> _What to work on_
Give the entries again exactly, every one of them.

> _Data excerpts_
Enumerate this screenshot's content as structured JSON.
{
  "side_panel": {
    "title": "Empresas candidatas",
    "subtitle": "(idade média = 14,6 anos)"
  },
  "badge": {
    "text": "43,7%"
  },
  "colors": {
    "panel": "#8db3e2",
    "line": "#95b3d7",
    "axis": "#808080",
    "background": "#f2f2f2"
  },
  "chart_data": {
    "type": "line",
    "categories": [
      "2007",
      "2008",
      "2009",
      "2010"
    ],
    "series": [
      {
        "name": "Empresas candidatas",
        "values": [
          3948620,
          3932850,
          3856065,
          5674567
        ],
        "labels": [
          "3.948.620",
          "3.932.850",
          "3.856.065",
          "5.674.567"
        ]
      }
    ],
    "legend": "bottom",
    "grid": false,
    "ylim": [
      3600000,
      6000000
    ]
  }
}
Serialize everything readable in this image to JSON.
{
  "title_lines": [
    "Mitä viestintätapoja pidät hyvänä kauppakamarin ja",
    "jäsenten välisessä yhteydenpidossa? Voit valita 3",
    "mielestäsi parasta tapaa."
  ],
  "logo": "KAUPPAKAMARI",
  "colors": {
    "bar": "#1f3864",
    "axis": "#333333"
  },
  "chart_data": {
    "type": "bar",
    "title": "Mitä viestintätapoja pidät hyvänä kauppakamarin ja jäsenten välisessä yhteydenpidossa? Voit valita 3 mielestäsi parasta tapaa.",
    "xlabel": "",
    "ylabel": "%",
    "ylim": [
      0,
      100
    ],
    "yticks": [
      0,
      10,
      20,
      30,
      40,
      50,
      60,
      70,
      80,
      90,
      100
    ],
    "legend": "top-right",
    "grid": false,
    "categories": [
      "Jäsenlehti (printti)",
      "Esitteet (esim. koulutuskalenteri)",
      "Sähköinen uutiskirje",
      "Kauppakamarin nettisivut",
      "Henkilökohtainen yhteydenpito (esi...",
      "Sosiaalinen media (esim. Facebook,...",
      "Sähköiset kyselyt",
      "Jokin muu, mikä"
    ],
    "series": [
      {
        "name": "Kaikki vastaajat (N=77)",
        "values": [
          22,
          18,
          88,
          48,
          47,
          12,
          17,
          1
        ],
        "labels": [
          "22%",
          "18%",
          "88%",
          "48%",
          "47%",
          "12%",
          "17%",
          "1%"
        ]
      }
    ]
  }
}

> _Exercise solution_
Enumerate this screenshot's content as structured JSON.
{
  "side_panel": {
    "title": "Empresas candidatas",
    "subtitle": "(idade média = 14,6 anos)"
  },
  "badge": {
    "text": "43,7%"
  },
  "colors": {
    "panel": "#8db3e2",
    "line": "#95b3d7",
    "axis": "#808080",
    "background": "#f2f2f2"
  },
  "chart_data": {
    "type": "line",
    "categories": [
      "2007",
      "2008",
      "2009",
      "2010"
    ],
    "series": [
      {
        "name": "Empresas candidatas",
        "values": [
          3948620,
          3932850,
          3856065,
          5674567
        ],
        "labels": [
          "3.948.620",
          "3.932.850",
          "3.856.065",
          "5.674.567"
        ]
      }
    ],
    "legend": "bottom",
    "grid": false,
    "ylim": [
      3600000,
      6000000
    ]
  }
}
Serialize everything readable in this image to JSON.
{
  "title_lines": [
    "Mitä viestintätapoja pidät hyvänä kauppakamarin ja",
    "jäsenten välisessä yhteydenpidossa? Voit valita 3",
    "mielestäsi parasta tapaa."
  ],
  "logo": "KAUPPAKAMARI",
  "colors": {
    "bar": "#1f3864",
    "axis": "#333333"
  },
  "chart_data": {
    "type": "bar",
    "title": "Mitä viestintätapoja pidät hyvänä kauppakamarin ja jäsenten välisessä yhteydenpidossa? Voit valita 3 mielestäsi parasta tapaa.",
    "xlabel": "",
    "ylabel": "%",
    "ylim": [
      0,
      100
    ],
    "yticks": [
      0,
      10,
      20,
      30,
      40,
      50,
      60,
      70,
      80,
      90,
      100
    ],
    "legend": "top-right",
    "grid": false,
    "categories": [
      "Jäsenlehti (printti)",
      "Esitteet (esim. koulutuskalenteri)",
      "Sähköinen uutiskirje",
      "Kauppakamarin nettisivut",
      "Henkilökohtainen yhteydenpito (esi...",
      "Sosiaalinen media (esim. Facebook,...",
      "Sähköiset kyselyt",
      "Jokin muu, mikä"
    ],
    "series": [
      {
        "name": "Kaikki vastaajat (N=77)",
        "values": [
          22,
          18,
          88,
          48,
          47,
          12,
          17,
          1
        ],
        "labels": [
          "22%",
          "18%",
          "88%",
          "48%",
          "47%",
          "12%",
          "17%",
          "1%"
        ]
      }
    ]
  }
}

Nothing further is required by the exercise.